__Your task__
Output the data below in full, character for character.

(Stored items from a collection)
══════

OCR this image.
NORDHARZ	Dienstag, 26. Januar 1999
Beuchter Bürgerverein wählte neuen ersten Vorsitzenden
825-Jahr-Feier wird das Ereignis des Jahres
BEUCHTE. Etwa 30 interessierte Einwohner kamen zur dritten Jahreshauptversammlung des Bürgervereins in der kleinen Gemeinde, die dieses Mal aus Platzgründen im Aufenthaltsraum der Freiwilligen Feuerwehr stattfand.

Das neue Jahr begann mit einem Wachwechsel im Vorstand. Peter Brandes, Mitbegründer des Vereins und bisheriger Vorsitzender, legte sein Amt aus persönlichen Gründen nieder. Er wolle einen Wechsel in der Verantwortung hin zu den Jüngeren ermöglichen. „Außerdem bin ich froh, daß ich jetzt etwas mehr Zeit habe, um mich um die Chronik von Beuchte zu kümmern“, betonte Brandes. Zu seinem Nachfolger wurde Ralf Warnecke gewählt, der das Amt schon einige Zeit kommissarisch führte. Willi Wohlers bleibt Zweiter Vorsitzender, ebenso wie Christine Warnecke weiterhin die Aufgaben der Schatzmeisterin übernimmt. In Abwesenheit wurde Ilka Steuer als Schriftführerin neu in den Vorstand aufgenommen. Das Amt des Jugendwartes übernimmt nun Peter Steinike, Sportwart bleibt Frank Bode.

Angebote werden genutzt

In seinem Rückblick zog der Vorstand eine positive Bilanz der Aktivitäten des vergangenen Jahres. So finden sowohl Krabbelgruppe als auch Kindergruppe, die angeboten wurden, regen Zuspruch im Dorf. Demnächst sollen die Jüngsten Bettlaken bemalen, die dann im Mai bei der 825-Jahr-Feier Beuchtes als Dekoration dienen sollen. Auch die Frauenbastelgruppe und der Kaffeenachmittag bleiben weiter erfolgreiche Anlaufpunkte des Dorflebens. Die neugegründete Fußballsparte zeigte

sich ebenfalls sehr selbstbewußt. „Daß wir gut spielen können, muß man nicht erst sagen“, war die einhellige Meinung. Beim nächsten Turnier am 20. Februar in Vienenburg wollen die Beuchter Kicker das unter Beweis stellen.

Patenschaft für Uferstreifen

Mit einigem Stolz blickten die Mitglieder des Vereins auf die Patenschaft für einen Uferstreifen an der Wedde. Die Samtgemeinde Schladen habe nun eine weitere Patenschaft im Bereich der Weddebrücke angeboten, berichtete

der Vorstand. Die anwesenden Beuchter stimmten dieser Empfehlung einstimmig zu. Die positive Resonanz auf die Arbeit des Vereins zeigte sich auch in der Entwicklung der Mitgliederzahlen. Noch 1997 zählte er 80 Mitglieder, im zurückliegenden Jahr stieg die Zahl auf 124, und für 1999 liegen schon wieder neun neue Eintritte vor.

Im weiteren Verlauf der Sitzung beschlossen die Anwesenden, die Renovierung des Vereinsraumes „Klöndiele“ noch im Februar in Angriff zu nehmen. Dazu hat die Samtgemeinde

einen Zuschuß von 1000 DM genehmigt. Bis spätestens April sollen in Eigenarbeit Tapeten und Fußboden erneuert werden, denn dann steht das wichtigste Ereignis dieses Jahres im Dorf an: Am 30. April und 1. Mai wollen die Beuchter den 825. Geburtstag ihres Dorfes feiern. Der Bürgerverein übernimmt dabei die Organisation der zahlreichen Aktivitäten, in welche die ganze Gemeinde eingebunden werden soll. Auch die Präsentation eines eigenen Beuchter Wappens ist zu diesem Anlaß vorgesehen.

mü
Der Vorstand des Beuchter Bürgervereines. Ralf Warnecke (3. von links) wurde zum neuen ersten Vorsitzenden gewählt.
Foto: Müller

══════

__Result__
OCR this image.
NORDHARZ	Dienstag, 26. Januar 1999
Beuchter Bürgerverein wählte neuen ersten Vorsitzenden
825-Jahr-Feier wird das Ereignis des Jahres
BEUCHTE. Etwa 30 interessierte Einwohner kamen zur dritten Jahreshauptversammlung des Bürgervereins in der kleinen Gemeinde, die dieses Mal aus Platzgründen im Aufenthaltsraum der Freiwilligen Feuerwehr stattfand.

Das neue Jahr begann mit einem Wachwechsel im Vorstand. Peter Brandes, Mitbegründer des Vereins und bisheriger Vorsitzender, legte sein Amt aus persönlichen Gründen nieder. Er wolle einen Wechsel in der Verantwortung hin zu den Jüngeren ermöglichen. „Außerdem bin ich froh, daß ich jetzt etwas mehr Zeit habe, um mich um die Chronik von Beuchte zu kümmern“, betonte Brandes. Zu seinem Nachfolger wurde Ralf Warnecke gewählt, der das Amt schon einige Zeit kommissarisch führte. Willi Wohlers bleibt Zweiter Vorsitzender, ebenso wie Christine Warnecke weiterhin die Aufgaben der Schatzmeisterin übernimmt. In Abwesenheit wurde Ilka Steuer als Schriftführerin neu in den Vorstand aufgenommen. Das Amt des Jugendwartes übernimmt nun Peter Steinike, Sportwart bleibt Frank Bode.

Angebote werden genutzt

In seinem Rückblick zog der Vorstand eine positive Bilanz der Aktivitäten des vergangenen Jahres. So finden sowohl Krabbelgruppe als auch Kindergruppe, die angeboten wurden, regen Zuspruch im Dorf. Demnächst sollen die Jüngsten Bettlaken bemalen, die dann im Mai bei der 825-Jahr-Feier Beuchtes als Dekoration dienen sollen. Auch die Frauenbastelgruppe und der Kaffeenachmittag bleiben weiter erfolgreiche Anlaufpunkte des Dorflebens. Die neugegründete Fußballsparte zeigte

sich ebenfalls sehr selbstbewußt. „Daß wir gut spielen können, muß man nicht erst sagen“, war die einhellige Meinung. Beim nächsten Turnier am 20. Februar in Vienenburg wollen die Beuchter Kicker das unter Beweis stellen.

Patenschaft für Uferstreifen

Mit einigem Stolz blickten die Mitglieder des Vereins auf die Patenschaft für einen Uferstreifen an der Wedde. Die Samtgemeinde Schladen habe nun eine weitere Patenschaft im Bereich der Weddebrücke angeboten, berichtete

der Vorstand. Die anwesenden Beuchter stimmten dieser Empfehlung einstimmig zu. Die positive Resonanz auf die Arbeit des Vereins zeigte sich auch in der Entwicklung der Mitgliederzahlen. Noch 1997 zählte er 80 Mitglieder, im zurückliegenden Jahr stieg die Zahl auf 124, und für 1999 liegen schon wieder neun neue Eintritte vor.

Im weiteren Verlauf der Sitzung beschlossen die Anwesenden, die Renovierung des Vereinsraumes „Klöndiele“ noch im Februar in Angriff zu nehmen. Dazu hat die Samtgemeinde

einen Zuschuß von 1000 DM genehmigt. Bis spätestens April sollen in Eigenarbeit Tapeten und Fußboden erneuert werden, denn dann steht das wichtigste Ereignis dieses Jahres im Dorf an: Am 30. April und 1. Mai wollen die Beuchter den 825. Geburtstag ihres Dorfes feiern. Der Bürgerverein übernimmt dabei die Organisation der zahlreichen Aktivitäten, in welche die ganze Gemeinde eingebunden werden soll. Auch die Präsentation eines eigenen Beuchter Wappens ist zu diesem Anlaß vorgesehen.

mü
Der Vorstand des Beuchter Bürgervereines. Ralf Warnecke (3. von links) wurde zum neuen ersten Vorsitzenden gewählt.
Foto: Müller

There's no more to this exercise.